* **WORK TO BE COMPLETED**:
Read the listing and extract each line that includes the word "钢筋混凝土预制井圈JQ".

* **MATERIAL SHOWN**:

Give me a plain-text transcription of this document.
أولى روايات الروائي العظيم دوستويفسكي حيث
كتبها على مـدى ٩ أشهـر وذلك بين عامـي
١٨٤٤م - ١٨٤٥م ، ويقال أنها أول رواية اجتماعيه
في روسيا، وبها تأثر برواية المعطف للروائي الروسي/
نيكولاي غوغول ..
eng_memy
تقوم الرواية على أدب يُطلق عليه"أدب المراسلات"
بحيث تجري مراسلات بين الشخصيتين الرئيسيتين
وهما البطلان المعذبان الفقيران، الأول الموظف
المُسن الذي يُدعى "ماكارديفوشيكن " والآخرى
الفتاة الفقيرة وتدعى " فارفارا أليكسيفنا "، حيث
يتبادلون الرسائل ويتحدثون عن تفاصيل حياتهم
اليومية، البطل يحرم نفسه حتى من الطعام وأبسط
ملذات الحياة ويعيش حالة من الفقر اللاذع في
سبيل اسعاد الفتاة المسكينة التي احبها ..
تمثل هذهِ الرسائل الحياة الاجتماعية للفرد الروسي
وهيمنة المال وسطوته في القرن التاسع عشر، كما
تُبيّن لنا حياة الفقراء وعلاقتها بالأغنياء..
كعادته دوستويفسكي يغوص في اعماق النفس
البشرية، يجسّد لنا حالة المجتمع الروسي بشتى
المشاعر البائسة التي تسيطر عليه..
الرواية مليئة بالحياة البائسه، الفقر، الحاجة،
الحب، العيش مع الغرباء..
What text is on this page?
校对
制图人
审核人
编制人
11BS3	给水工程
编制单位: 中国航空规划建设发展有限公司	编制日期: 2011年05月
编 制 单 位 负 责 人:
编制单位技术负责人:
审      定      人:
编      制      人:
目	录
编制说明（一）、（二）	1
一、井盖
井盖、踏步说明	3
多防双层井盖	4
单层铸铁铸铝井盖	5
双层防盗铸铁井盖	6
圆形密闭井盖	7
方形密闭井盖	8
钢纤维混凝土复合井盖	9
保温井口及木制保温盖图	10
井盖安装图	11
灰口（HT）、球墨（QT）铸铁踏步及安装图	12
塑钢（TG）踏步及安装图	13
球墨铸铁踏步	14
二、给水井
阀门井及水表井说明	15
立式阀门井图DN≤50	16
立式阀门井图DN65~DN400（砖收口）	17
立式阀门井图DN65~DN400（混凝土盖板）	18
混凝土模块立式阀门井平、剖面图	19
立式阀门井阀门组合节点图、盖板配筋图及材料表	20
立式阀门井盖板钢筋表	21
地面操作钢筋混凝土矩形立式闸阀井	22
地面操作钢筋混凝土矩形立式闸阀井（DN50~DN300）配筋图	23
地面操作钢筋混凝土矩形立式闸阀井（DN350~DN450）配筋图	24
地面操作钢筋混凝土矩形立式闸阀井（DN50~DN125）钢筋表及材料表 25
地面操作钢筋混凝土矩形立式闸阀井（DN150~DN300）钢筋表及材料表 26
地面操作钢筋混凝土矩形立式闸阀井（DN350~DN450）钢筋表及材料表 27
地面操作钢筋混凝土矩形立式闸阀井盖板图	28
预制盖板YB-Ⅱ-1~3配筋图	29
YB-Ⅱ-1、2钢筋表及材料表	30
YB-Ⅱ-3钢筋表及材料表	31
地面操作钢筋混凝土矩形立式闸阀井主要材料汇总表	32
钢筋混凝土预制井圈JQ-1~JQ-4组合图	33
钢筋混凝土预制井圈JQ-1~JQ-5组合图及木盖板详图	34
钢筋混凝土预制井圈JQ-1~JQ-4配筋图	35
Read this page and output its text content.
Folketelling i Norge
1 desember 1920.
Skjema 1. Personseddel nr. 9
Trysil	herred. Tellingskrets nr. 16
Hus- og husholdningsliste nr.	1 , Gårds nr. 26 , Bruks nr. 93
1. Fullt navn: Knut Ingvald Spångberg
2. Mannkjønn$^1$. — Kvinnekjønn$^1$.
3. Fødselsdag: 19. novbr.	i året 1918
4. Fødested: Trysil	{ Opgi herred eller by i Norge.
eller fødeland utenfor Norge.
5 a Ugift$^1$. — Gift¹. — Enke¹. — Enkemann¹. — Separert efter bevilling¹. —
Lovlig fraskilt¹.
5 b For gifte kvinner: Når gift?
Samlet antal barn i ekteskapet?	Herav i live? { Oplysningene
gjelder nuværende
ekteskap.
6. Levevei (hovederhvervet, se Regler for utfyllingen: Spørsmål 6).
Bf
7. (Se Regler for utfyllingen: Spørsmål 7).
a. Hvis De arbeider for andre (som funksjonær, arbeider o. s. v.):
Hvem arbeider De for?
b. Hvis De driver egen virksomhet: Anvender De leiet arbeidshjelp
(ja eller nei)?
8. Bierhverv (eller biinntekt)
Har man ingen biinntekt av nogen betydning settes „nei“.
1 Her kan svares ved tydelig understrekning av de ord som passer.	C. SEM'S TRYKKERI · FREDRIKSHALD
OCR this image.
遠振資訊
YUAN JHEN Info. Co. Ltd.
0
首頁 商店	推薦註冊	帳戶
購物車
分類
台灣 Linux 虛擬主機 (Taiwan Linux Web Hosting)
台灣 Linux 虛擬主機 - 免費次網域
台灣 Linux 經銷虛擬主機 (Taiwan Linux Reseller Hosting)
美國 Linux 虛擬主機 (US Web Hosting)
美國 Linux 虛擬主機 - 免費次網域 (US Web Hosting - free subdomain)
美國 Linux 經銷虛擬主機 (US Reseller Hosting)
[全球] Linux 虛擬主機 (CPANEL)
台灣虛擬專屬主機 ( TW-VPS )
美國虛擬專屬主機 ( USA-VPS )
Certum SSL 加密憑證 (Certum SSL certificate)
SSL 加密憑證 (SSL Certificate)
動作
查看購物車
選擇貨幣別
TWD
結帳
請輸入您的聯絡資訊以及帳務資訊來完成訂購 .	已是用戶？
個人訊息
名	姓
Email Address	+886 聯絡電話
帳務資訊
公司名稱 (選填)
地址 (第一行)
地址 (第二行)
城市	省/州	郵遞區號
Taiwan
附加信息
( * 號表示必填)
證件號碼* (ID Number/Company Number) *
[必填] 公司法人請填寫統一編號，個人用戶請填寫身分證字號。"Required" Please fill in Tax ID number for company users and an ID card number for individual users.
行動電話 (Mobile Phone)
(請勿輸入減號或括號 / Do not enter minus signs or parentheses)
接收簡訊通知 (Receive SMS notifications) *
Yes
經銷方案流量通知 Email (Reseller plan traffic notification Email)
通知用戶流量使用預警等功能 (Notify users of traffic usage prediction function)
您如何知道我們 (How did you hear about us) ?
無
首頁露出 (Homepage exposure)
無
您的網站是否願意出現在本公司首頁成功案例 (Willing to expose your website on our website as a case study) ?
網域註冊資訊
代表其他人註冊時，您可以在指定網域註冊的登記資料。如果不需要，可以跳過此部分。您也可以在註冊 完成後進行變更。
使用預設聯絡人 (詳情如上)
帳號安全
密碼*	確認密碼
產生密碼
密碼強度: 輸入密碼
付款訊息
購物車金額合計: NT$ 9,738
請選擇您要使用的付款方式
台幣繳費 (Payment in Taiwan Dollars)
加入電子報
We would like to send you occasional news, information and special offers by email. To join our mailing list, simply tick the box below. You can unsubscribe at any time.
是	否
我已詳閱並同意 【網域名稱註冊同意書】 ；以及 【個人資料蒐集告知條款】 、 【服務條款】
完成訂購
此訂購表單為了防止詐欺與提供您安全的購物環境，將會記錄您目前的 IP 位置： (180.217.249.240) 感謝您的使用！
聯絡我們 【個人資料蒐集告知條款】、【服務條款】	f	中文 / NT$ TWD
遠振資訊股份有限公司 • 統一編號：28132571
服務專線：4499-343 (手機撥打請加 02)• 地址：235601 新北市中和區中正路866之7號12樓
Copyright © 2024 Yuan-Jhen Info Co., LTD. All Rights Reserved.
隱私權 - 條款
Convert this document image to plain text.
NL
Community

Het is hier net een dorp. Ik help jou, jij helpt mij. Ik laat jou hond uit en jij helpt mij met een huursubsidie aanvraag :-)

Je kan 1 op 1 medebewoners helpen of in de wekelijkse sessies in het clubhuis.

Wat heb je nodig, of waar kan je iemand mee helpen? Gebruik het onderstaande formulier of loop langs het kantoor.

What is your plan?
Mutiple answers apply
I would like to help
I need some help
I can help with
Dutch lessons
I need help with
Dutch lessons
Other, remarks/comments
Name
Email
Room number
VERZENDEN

* **RESULT OF THE EXERCISE**:
钢筋混凝土预制井圈JQ-1~JQ-4组合图	33
钢筋混凝土预制井圈JQ-1~JQ-5组合图及木盖板详图	34
钢筋混凝土预制井圈JQ-1~JQ-4配筋图	35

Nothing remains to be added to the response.